*TASK TO COMPLETE*.
Take the entries below and print all of them exactly, please.

*SUPPLIED ENTRIES*.
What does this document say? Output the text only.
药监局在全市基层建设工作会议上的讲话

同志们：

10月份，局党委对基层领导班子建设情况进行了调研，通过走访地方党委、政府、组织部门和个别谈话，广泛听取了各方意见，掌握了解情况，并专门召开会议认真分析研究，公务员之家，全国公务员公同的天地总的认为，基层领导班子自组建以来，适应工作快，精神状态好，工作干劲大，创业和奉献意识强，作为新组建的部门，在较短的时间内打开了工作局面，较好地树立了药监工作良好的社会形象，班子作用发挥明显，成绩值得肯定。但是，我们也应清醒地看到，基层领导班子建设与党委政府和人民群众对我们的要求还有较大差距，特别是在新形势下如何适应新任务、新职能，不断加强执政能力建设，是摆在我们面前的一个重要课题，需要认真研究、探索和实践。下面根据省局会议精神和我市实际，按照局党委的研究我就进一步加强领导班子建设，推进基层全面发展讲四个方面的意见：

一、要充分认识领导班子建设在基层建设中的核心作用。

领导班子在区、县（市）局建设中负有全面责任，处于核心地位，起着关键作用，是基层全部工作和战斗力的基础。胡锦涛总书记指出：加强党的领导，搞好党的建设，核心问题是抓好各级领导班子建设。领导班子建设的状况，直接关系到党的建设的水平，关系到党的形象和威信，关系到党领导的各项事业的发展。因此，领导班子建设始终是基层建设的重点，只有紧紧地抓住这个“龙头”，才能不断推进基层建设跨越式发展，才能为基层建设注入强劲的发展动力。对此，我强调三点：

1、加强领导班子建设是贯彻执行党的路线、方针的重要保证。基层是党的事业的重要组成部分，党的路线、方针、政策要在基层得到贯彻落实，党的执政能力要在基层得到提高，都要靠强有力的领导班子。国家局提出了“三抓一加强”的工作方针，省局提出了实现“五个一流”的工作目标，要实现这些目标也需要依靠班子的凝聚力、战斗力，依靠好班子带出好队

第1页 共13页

*THE SOLUTION*.
What does this document say? Output the text only.
药监局在全市基层建设工作会议上的讲话

同志们：

10月份，局党委对基层领导班子建设情况进行了调研，通过走访地方党委、政府、组织部门和个别谈话，广泛听取了各方意见，掌握了解情况，并专门召开会议认真分析研究，公务员之家，全国公务员公同的天地总的认为，基层领导班子自组建以来，适应工作快，精神状态好，工作干劲大，创业和奉献意识强，作为新组建的部门，在较短的时间内打开了工作局面，较好地树立了药监工作良好的社会形象，班子作用发挥明显，成绩值得肯定。但是，我们也应清醒地看到，基层领导班子建设与党委政府和人民群众对我们的要求还有较大差距，特别是在新形势下如何适应新任务、新职能，不断加强执政能力建设，是摆在我们面前的一个重要课题，需要认真研究、探索和实践。下面根据省局会议精神和我市实际，按照局党委的研究我就进一步加强领导班子建设，推进基层全面发展讲四个方面的意见：

一、要充分认识领导班子建设在基层建设中的核心作用。

领导班子在区、县（市）局建设中负有全面责任，处于核心地位，起着关键作用，是基层全部工作和战斗力的基础。胡锦涛总书记指出：加强党的领导，搞好党的建设，核心问题是抓好各级领导班子建设。领导班子建设的状况，直接关系到党的建设的水平，关系到党的形象和威信，关系到党领导的各项事业的发展。因此，领导班子建设始终是基层建设的重点，只有紧紧地抓住这个“龙头”，才能不断推进基层建设跨越式发展，才能为基层建设注入强劲的发展动力。对此，我强调三点：

1、加强领导班子建设是贯彻执行党的路线、方针的重要保证。基层是党的事业的重要组成部分，党的路线、方针、政策要在基层得到贯彻落实，党的执政能力要在基层得到提高，都要靠强有力的领导班子。国家局提出了“三抓一加强”的工作方针，省局提出了实现“五个一流”的工作目标，要实现这些目标也需要依靠班子的凝聚力、战斗力，依靠好班子带出好队

第1页 共13页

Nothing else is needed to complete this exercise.